▶ Saved entries:
__________________________________________________

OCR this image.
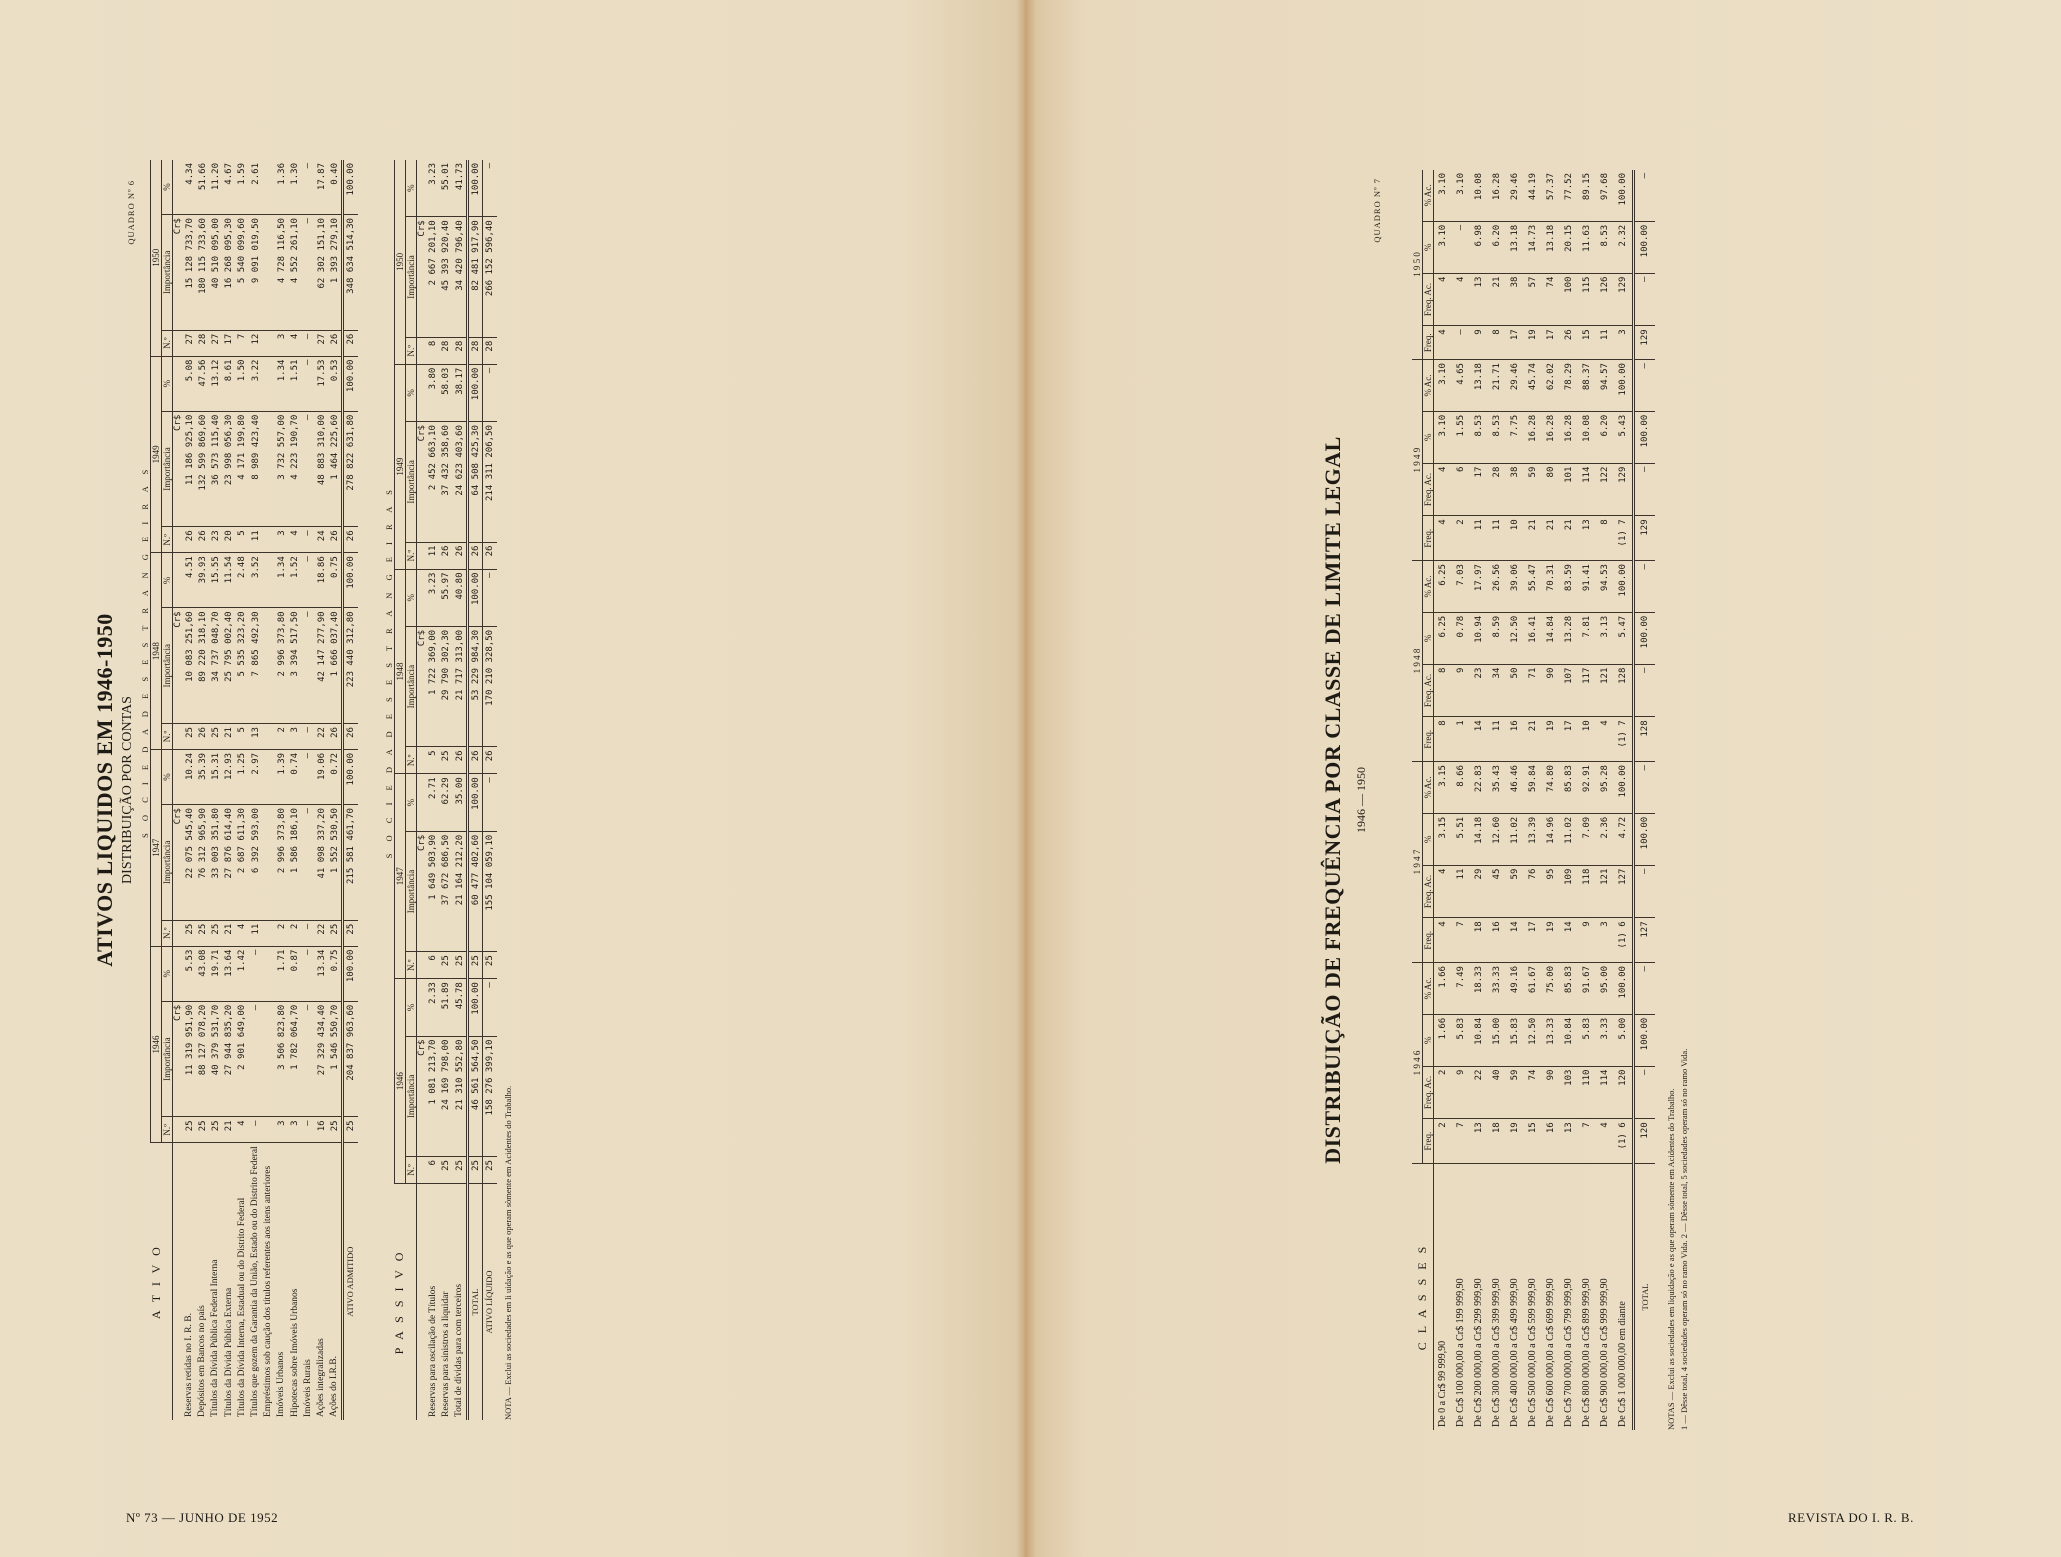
ATIVOS LIQUIDOS EM 1946-1950 DISTRIBUIÇÃO POR CONTAS
QUADRO Nº 6
A T I V O	S O C I E D A D E S E S T R A N G E I R A S														
	1946			1947			1948			1949			1950		
	N.º	Importância	%	N.º	Importância	%	N.º	Importância	%	N.º	Importância	%	N.º	Importância	%
		Cr$			Cr$			Cr$			Cr$			Cr$	
Reservas retidas no I. R. B.	25	11 319 951,90	5.53	25	22 075 545,40	10.24	25	10 083 251,60	4.51	26	11 186 925,10	5.08	27	15 128 733,70	4.34
Depósitos em Bancos no país	25	88 127 078,20	43.08	25	76 312 965,90	35.39	26	89 220 318,10	39.93	26	132 599 869,60	47.56	28	180 115 733,60	51.66
Títulos da Dívida Pública Federal Interna	25	40 379 531,70	19.71	25	33 003 351,80	15.31	25	34 737 048,70	15.55	23	36 573 115,40	13.12	27	40 510 095,00	11.20
Títulos da Dívida Pública Externa	21	27 944 835,20	13.64	21	27 876 614,40	12.93	21	25 795 002,40	11.54	20	23 998 056,30	8.61	17	16 268 095,30	4.67
Títulos da Dívida Interna, Estadual ou do Distrito Federal	4	2 901 649,00	1.42	4	2 687 611,30	1.25	5	5 535 323,20	2.48	5	4 171 199,80	1.50	7	5 540 099,60	1.59
Títulos que gozem da Garantia da União, Estado ou do Distrito Federal	—	—	—	11	6 392 593,00	2.97	13	7 865 492,30	3.52	11	8 989 423,40	3.22	12	9 091 019,50	2.61
Empréstimos sob caução dos títulos referentes aos itens anteriores															
Imóveis Urbanos	3	3 506 823,80	1.71	2	2 996 373,80	1.39	2	2 996 373,80	1.34	3	3 732 557,00	1.34	3	4 728 116,50	1.36
Hipotecas sobre Imóveis Urbanos	3	1 782 064,70	0.87	2	1 586 186,10	0.74	3	3 394 517,50	1.52	4	4 223 190,70	1.51	4	4 552 261,10	1.30
Imóveis Rurais	—	—	—	—	—	—	—	—	—	—	—	—	—	—	—
Ações integralizadas	16	27 329 434,40	13.34	22	41 098 337,20	19.06	22	42 147 277,90	18.86	24	48 883 310,00	17.53	27	62 302 151,10	17.87
Ações do I.R.B.	25	1 546 550,70	0.75	25	1 552 530,50	0.72	26	1 666 037,40	0.75	26	1 464 225,60	0.53	26	1 393 279,10	0.40
ATIVO ADMITIDO	25	204 837 963,60	100.00	25	215 581 461,70	100.00	26	223 440 312,80	100.00	26	278 822 631,80	100.00	26	348 634 514,30	100.00
P A S S I V O	S O C I E D A D E S E S T R A N G E I R A S														
	1946			1947			1948			1949			1950		
	N.º	Importância	%	N.º	Importância	%	N.º	Importância	%	N.º	Importância	%	N.º	Importância	%
		Cr$			Cr$			Cr$			Cr$			Cr$	
Reservas para oscilação de Títulos	6	1 081 213,70	2.33	6	1 649 503,90	2.71	5	1 722 369,00	3.23	11	2 452 663,10	3.80	8	2 667 201,10	3.23
Reservas para sinistros a liquidar	25	24 169 798,00	51.89	25	37 672 686,50	62.29	25	29 790 302,30	55.97	26	37 432 358,60	58.03	28	45 393 920,40	55.01
Total de dívidas para com terceiros	25	21 310 552,80	45.78	25	21 164 212,20	35.00	26	21 717 313,00	40.80	26	24 623 403,60	38.17	28	34 420 796,40	41.73
TOTAL	25	46 561 564,50	100.00	25	60 477 402,60	100.00	26	53 229 984,30	100.00	26	64 508 425,30	100.00	28	82 481 917,90	100.00
ATIVO LÍQUIDO	25	158 276 399,10	—	25	155 104 059,10	—	26	170 210 328,50	—	26	214 311 206,50	—	28	266 152 596,40	—
NOTA — Exclui as sociedades em li uidação e as que operam sòmente em Acidentes do Trabalho.
DISTRIBUIÇÃO DE FREQUÊNCIA POR CLASSE DE LIMITE LEGAL 1946 — 1950
QUADRO Nº 7
C L A S S E S	1 9 4 6				1 9 4 7				1 9 4 8				1 9 4 9				1 9 5 0			
	Freq.	Freq. Ac.	%	% Ac.	Freq.	Freq. Ac.	%	% Ac.	Freq.	Freq. Ac.	%	% Ac.	Freq.	Freq. Ac.	%	% Ac.	Freq.	Freq. Ac.	%	% Ac.
De 0 a Cr$ 99 999,90	2	2	1.66	1.66	4	4	3.15	3.15	8	8	6.25	6.25	4	4	3.10	3.10	4	4	3.10	3.10
De Cr$ 100 000,00 a Cr$ 199 999,90	7	9	5.83	7.49	7	11	5.51	8.66	1	9	0.78	7.03	2	6	1.55	4.65	—	4	—	3.10
De Cr$ 200 000,00 a Cr$ 299 999,90	13	22	10.84	18.33	18	29	14.18	22.83	14	23	10.94	17.97	11	17	8.53	13.18	9	13	6.98	10.08
De Cr$ 300 000,00 a Cr$ 399 999,90	18	40	15.00	33.33	16	45	12.60	35.43	11	34	8.59	26.56	11	28	8.53	21.71	8	21	6.20	16.28
De Cr$ 400 000,00 a Cr$ 499 999,90	19	59	15.83	49.16	14	59	11.02	46.46	16	50	12.50	39.06	10	38	7.75	29.46	17	38	13.18	29.46
De Cr$ 500 000,00 a Cr$ 599 999,90	15	74	12.50	61.67	17	76	13.39	59.84	21	71	16.41	55.47	21	59	16.28	45.74	19	57	14.73	44.19
De Cr$ 600 000,00 a Cr$ 699 999,90	16	90	13.33	75.00	19	95	14.96	74.80	19	90	14.84	70.31	21	80	16.28	62.02	17	74	13.18	57.37
De Cr$ 700 000,00 a Cr$ 799 999,90	13	103	10.84	85.83	14	109	11.02	85.83	17	107	13.28	83.59	21	101	16.28	78.29	26	100	20.15	77.52
De Cr$ 800 000,00 a Cr$ 899 999,90	7	110	5.83	91.67	9	118	7.09	92.91	10	117	7.81	91.41	13	114	10.08	88.37	15	115	11.63	89.15
De Cr$ 900 000,00 a Cr$ 999 999,90	4	114	3.33	95.00	3	121	2.36	95.28	4	121	3.13	94.53	8	122	6.20	94.57	11	126	8.53	97.68
De Cr$ 1 000 000,00 em diante	(1) 6	120	5.00	100.00	(1) 6	127	4.72	100.00	(1) 7	128	5.47	100.00	(1) 7	129	5.43	100.00	3	129	2.32	100.00
TOTAL	120	—	100.00	—	127	—	100.00	—	128	—	100.00	—	129	—	100.00	—	129	—	100.00	—
NOTAS — Exclui as sociedades em liquidação e as que operam sòmente em Acidentes do Trabalho. 1 — Dêsse total, 4 sociedades operam só no ramo Vida. 2 — Dêsse total, 5 sociedades operam só no ramo Vida.
Nº 73 — JUNHO DE 1952	REVISTA DO I. R. B.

__________________________________________________

Copy out all the entries exactly. Images stay out of the copy.

OCR this image.
ATIVOS LIQUIDOS EM 1946-1950 DISTRIBUIÇÃO POR CONTAS
QUADRO Nº 6
A T I V O	S O C I E D A D E S E S T R A N G E I R A S														
	1946			1947			1948			1949			1950		
	N.º	Importância	%	N.º	Importância	%	N.º	Importância	%	N.º	Importância	%	N.º	Importância	%
		Cr$			Cr$			Cr$			Cr$			Cr$	
Reservas retidas no I. R. B.	25	11 319 951,90	5.53	25	22 075 545,40	10.24	25	10 083 251,60	4.51	26	11 186 925,10	5.08	27	15 128 733,70	4.34
Depósitos em Bancos no país	25	88 127 078,20	43.08	25	76 312 965,90	35.39	26	89 220 318,10	39.93	26	132 599 869,60	47.56	28	180 115 733,60	51.66
Títulos da Dívida Pública Federal Interna	25	40 379 531,70	19.71	25	33 003 351,80	15.31	25	34 737 048,70	15.55	23	36 573 115,40	13.12	27	40 510 095,00	11.20
Títulos da Dívida Pública Externa	21	27 944 835,20	13.64	21	27 876 614,40	12.93	21	25 795 002,40	11.54	20	23 998 056,30	8.61	17	16 268 095,30	4.67
Títulos da Dívida Interna, Estadual ou do Distrito Federal	4	2 901 649,00	1.42	4	2 687 611,30	1.25	5	5 535 323,20	2.48	5	4 171 199,80	1.50	7	5 540 099,60	1.59
Títulos que gozem da Garantia da União, Estado ou do Distrito Federal	—	—	—	11	6 392 593,00	2.97	13	7 865 492,30	3.52	11	8 989 423,40	3.22	12	9 091 019,50	2.61
Empréstimos sob caução dos títulos referentes aos itens anteriores															
Imóveis Urbanos	3	3 506 823,80	1.71	2	2 996 373,80	1.39	2	2 996 373,80	1.34	3	3 732 557,00	1.34	3	4 728 116,50	1.36
Hipotecas sobre Imóveis Urbanos	3	1 782 064,70	0.87	2	1 586 186,10	0.74	3	3 394 517,50	1.52	4	4 223 190,70	1.51	4	4 552 261,10	1.30
Imóveis Rurais	—	—	—	—	—	—	—	—	—	—	—	—	—	—	—
Ações integralizadas	16	27 329 434,40	13.34	22	41 098 337,20	19.06	22	42 147 277,90	18.86	24	48 883 310,00	17.53	27	62 302 151,10	17.87
Ações do I.R.B.	25	1 546 550,70	0.75	25	1 552 530,50	0.72	26	1 666 037,40	0.75	26	1 464 225,60	0.53	26	1 393 279,10	0.40
ATIVO ADMITIDO	25	204 837 963,60	100.00	25	215 581 461,70	100.00	26	223 440 312,80	100.00	26	278 822 631,80	100.00	26	348 634 514,30	100.00
P A S S I V O	S O C I E D A D E S E S T R A N G E I R A S														
	1946			1947			1948			1949			1950		
	N.º	Importância	%	N.º	Importância	%	N.º	Importância	%	N.º	Importância	%	N.º	Importância	%
		Cr$			Cr$			Cr$			Cr$			Cr$	
Reservas para oscilação de Títulos	6	1 081 213,70	2.33	6	1 649 503,90	2.71	5	1 722 369,00	3.23	11	2 452 663,10	3.80	8	2 667 201,10	3.23
Reservas para sinistros a liquidar	25	24 169 798,00	51.89	25	37 672 686,50	62.29	25	29 790 302,30	55.97	26	37 432 358,60	58.03	28	45 393 920,40	55.01
Total de dívidas para com terceiros	25	21 310 552,80	45.78	25	21 164 212,20	35.00	26	21 717 313,00	40.80	26	24 623 403,60	38.17	28	34 420 796,40	41.73
TOTAL	25	46 561 564,50	100.00	25	60 477 402,60	100.00	26	53 229 984,30	100.00	26	64 508 425,30	100.00	28	82 481 917,90	100.00
ATIVO LÍQUIDO	25	158 276 399,10	—	25	155 104 059,10	—	26	170 210 328,50	—	26	214 311 206,50	—	28	266 152 596,40	—
NOTA — Exclui as sociedades em li uidação e as que operam sòmente em Acidentes do Trabalho.
DISTRIBUIÇÃO DE FREQUÊNCIA POR CLASSE DE LIMITE LEGAL 1946 — 1950
QUADRO Nº 7
C L A S S E S	1 9 4 6				1 9 4 7				1 9 4 8				1 9 4 9				1 9 5 0			
	Freq.	Freq. Ac.	%	% Ac.	Freq.	Freq. Ac.	%	% Ac.	Freq.	Freq. Ac.	%	% Ac.	Freq.	Freq. Ac.	%	% Ac.	Freq.	Freq. Ac.	%	% Ac.
De 0 a Cr$ 99 999,90	2	2	1.66	1.66	4	4	3.15	3.15	8	8	6.25	6.25	4	4	3.10	3.10	4	4	3.10	3.10
De Cr$ 100 000,00 a Cr$ 199 999,90	7	9	5.83	7.49	7	11	5.51	8.66	1	9	0.78	7.03	2	6	1.55	4.65	—	4	—	3.10
De Cr$ 200 000,00 a Cr$ 299 999,90	13	22	10.84	18.33	18	29	14.18	22.83	14	23	10.94	17.97	11	17	8.53	13.18	9	13	6.98	10.08
De Cr$ 300 000,00 a Cr$ 399 999,90	18	40	15.00	33.33	16	45	12.60	35.43	11	34	8.59	26.56	11	28	8.53	21.71	8	21	6.20	16.28
De Cr$ 400 000,00 a Cr$ 499 999,90	19	59	15.83	49.16	14	59	11.02	46.46	16	50	12.50	39.06	10	38	7.75	29.46	17	38	13.18	29.46
De Cr$ 500 000,00 a Cr$ 599 999,90	15	74	12.50	61.67	17	76	13.39	59.84	21	71	16.41	55.47	21	59	16.28	45.74	19	57	14.73	44.19
De Cr$ 600 000,00 a Cr$ 699 999,90	16	90	13.33	75.00	19	95	14.96	74.80	19	90	14.84	70.31	21	80	16.28	62.02	17	74	13.18	57.37
De Cr$ 700 000,00 a Cr$ 799 999,90	13	103	10.84	85.83	14	109	11.02	85.83	17	107	13.28	83.59	21	101	16.28	78.29	26	100	20.15	77.52
De Cr$ 800 000,00 a Cr$ 899 999,90	7	110	5.83	91.67	9	118	7.09	92.91	10	117	7.81	91.41	13	114	10.08	88.37	15	115	11.63	89.15
De Cr$ 900 000,00 a Cr$ 999 999,90	4	114	3.33	95.00	3	121	2.36	95.28	4	121	3.13	94.53	8	122	6.20	94.57	11	126	8.53	97.68
De Cr$ 1 000 000,00 em diante	(1) 6	120	5.00	100.00	(1) 6	127	4.72	100.00	(1) 7	128	5.47	100.00	(1) 7	129	5.43	100.00	3	129	2.32	100.00
TOTAL	120	—	100.00	—	127	—	100.00	—	128	—	100.00	—	129	—	100.00	—	129	—	100.00	—
NOTAS — Exclui as sociedades em liquidação e as que operam sòmente em Acidentes do Trabalho. 1 — Dêsse total, 4 sociedades operam só no ramo Vida. 2 — Dêsse total, 5 sociedades operam só no ramo Vida.
Nº 73 — JUNHO DE 1952	REVISTA DO I. R. B.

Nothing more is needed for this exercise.